:: MATERIAL SUPPLIED ::

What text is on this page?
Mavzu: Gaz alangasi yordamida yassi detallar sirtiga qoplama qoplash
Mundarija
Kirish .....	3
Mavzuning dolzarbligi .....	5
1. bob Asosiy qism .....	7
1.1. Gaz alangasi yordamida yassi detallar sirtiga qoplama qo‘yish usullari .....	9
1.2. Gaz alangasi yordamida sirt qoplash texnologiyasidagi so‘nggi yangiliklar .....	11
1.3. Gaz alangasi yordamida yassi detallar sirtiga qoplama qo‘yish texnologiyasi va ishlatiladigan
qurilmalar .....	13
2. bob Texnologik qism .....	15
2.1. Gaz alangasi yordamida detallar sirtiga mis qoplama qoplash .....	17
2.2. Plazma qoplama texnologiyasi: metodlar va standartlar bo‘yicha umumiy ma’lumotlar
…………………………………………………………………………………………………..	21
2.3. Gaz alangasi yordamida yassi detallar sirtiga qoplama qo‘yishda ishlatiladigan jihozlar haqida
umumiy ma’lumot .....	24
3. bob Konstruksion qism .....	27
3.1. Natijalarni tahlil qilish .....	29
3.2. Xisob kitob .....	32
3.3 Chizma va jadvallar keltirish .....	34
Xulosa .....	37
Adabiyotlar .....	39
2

:::

_PROBLEM DETAILS_
Give every line of the material again, exactly as it reads.

_RESPONSE FOR THIS EXERCISE_
What text is on this page?
Mavzu: Gaz alangasi yordamida yassi detallar sirtiga qoplama qoplash
Mundarija
Kirish .....	3
Mavzuning dolzarbligi .....	5
1. bob Asosiy qism .....	7
1.1. Gaz alangasi yordamida yassi detallar sirtiga qoplama qo‘yish usullari .....	9
1.2. Gaz alangasi yordamida sirt qoplash texnologiyasidagi so‘nggi yangiliklar .....	11
1.3. Gaz alangasi yordamida yassi detallar sirtiga qoplama qo‘yish texnologiyasi va ishlatiladigan
qurilmalar .....	13
2. bob Texnologik qism .....	15
2.1. Gaz alangasi yordamida detallar sirtiga mis qoplama qoplash .....	17
2.2. Plazma qoplama texnologiyasi: metodlar va standartlar bo‘yicha umumiy ma’lumotlar
…………………………………………………………………………………………………..	21
2.3. Gaz alangasi yordamida yassi detallar sirtiga qoplama qo‘yishda ishlatiladigan jihozlar haqida
umumiy ma’lumot .....	24
3. bob Konstruksion qism .....	27
3.1. Natijalarni tahlil qilish .....	29
3.2. Xisob kitob .....	32
3.3 Chizma va jadvallar keltirish .....	34
Xulosa .....	37
Adabiyotlar .....	39
2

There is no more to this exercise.